■ Requirements
Could you print out the data below line for line, without any changes, and leave out the pictures?

■ Given information
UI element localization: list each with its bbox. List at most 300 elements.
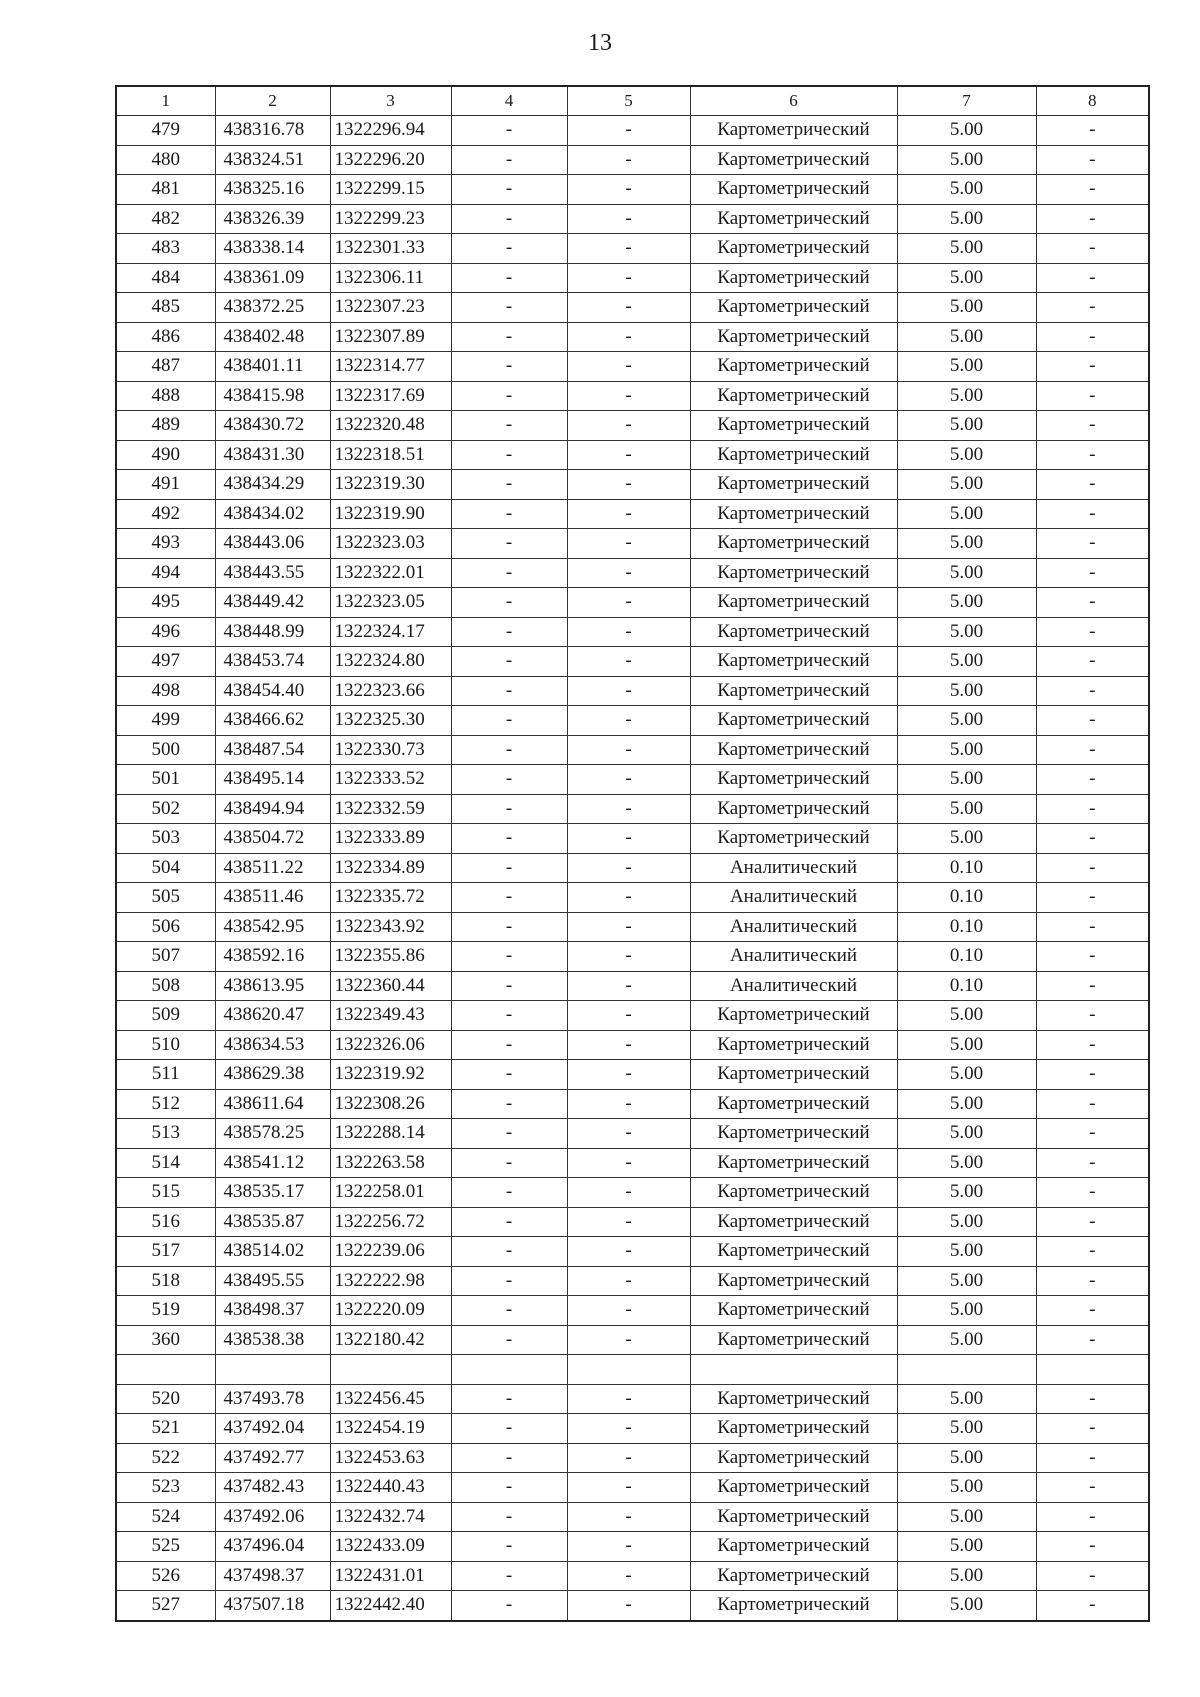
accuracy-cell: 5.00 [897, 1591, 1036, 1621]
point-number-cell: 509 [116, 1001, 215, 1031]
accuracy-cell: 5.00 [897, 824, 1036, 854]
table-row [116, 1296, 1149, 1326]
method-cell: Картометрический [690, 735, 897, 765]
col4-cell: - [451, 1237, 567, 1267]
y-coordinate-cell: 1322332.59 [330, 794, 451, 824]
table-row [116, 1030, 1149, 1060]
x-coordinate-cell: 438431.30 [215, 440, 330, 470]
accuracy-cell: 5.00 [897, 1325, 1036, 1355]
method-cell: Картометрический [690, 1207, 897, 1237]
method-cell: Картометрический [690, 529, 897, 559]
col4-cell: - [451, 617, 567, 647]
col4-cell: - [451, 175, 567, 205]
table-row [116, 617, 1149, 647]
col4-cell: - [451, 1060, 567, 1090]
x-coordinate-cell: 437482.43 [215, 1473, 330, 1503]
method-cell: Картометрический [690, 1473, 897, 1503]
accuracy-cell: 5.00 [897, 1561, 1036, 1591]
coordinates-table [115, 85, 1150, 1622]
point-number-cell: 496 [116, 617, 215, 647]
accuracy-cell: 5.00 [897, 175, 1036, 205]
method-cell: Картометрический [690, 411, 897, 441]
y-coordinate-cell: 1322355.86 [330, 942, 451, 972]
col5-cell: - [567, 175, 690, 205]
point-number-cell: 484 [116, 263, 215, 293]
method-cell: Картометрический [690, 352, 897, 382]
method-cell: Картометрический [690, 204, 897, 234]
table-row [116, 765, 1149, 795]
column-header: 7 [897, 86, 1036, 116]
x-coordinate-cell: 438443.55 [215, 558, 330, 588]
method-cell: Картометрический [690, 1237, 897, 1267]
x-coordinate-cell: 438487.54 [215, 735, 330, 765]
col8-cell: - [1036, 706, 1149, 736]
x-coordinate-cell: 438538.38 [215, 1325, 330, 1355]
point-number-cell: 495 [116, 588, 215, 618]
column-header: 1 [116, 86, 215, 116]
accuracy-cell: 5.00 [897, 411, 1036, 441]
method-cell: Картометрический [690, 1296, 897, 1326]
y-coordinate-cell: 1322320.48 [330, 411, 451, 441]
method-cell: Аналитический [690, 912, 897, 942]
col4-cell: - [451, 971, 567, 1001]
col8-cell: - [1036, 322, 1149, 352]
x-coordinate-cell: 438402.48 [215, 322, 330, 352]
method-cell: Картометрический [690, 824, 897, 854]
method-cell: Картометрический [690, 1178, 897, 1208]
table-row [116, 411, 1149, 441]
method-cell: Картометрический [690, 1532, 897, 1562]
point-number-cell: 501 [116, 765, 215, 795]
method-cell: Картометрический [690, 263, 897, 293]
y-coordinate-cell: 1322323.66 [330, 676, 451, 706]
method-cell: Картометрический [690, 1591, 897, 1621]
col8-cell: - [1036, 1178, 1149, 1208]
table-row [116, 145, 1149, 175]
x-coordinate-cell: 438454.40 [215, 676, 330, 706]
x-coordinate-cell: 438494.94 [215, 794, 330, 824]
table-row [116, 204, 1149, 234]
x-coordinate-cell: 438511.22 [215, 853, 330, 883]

■ Complete response
UI element localization: list each with its bbox. List at most 300 elements.
accuracy-cell: 5.00 [897, 1591, 1036, 1621]
point-number-cell: 509 [116, 1001, 215, 1031]
accuracy-cell: 5.00 [897, 824, 1036, 854]
table-row [116, 1296, 1149, 1326]
method-cell: Картометрический [690, 735, 897, 765]
col4-cell: - [451, 1237, 567, 1267]
y-coordinate-cell: 1322332.59 [330, 794, 451, 824]
table-row [116, 1030, 1149, 1060]
x-coordinate-cell: 438431.30 [215, 440, 330, 470]
accuracy-cell: 5.00 [897, 1325, 1036, 1355]
method-cell: Картометрический [690, 1207, 897, 1237]
method-cell: Картометрический [690, 529, 897, 559]
col4-cell: - [451, 617, 567, 647]
col4-cell: - [451, 175, 567, 205]
table-row [116, 617, 1149, 647]
col4-cell: - [451, 1060, 567, 1090]
x-coordinate-cell: 437482.43 [215, 1473, 330, 1503]
method-cell: Картометрический [690, 1473, 897, 1503]
accuracy-cell: 5.00 [897, 1561, 1036, 1591]
coordinates-table [115, 85, 1150, 1622]
point-number-cell: 496 [116, 617, 215, 647]
accuracy-cell: 5.00 [897, 175, 1036, 205]
method-cell: Картометрический [690, 411, 897, 441]
y-coordinate-cell: 1322355.86 [330, 942, 451, 972]
col5-cell: - [567, 175, 690, 205]
point-number-cell: 484 [116, 263, 215, 293]
method-cell: Картометрический [690, 352, 897, 382]
method-cell: Картометрический [690, 204, 897, 234]
table-row [116, 765, 1149, 795]
column-header: 7 [897, 86, 1036, 116]
x-coordinate-cell: 438443.55 [215, 558, 330, 588]
method-cell: Картометрический [690, 1237, 897, 1267]
x-coordinate-cell: 438487.54 [215, 735, 330, 765]
col8-cell: - [1036, 706, 1149, 736]
x-coordinate-cell: 438538.38 [215, 1325, 330, 1355]
point-number-cell: 495 [116, 588, 215, 618]
column-header: 1 [116, 86, 215, 116]
accuracy-cell: 5.00 [897, 411, 1036, 441]
method-cell: Картометрический [690, 1296, 897, 1326]
y-coordinate-cell: 1322320.48 [330, 411, 451, 441]
method-cell: Аналитический [690, 912, 897, 942]
col4-cell: - [451, 971, 567, 1001]
col8-cell: - [1036, 322, 1149, 352]
x-coordinate-cell: 438402.48 [215, 322, 330, 352]
method-cell: Картометрический [690, 824, 897, 854]
method-cell: Картометрический [690, 1178, 897, 1208]
table-row [116, 411, 1149, 441]
method-cell: Картометрический [690, 1532, 897, 1562]
point-number-cell: 501 [116, 765, 215, 795]
method-cell: Картометрический [690, 263, 897, 293]
y-coordinate-cell: 1322323.66 [330, 676, 451, 706]
method-cell: Картометрический [690, 1591, 897, 1621]
col8-cell: - [1036, 1178, 1149, 1208]
table-row [116, 145, 1149, 175]
x-coordinate-cell: 438454.40 [215, 676, 330, 706]
x-coordinate-cell: 438494.94 [215, 794, 330, 824]
table-row [116, 204, 1149, 234]
x-coordinate-cell: 438511.22 [215, 853, 330, 883]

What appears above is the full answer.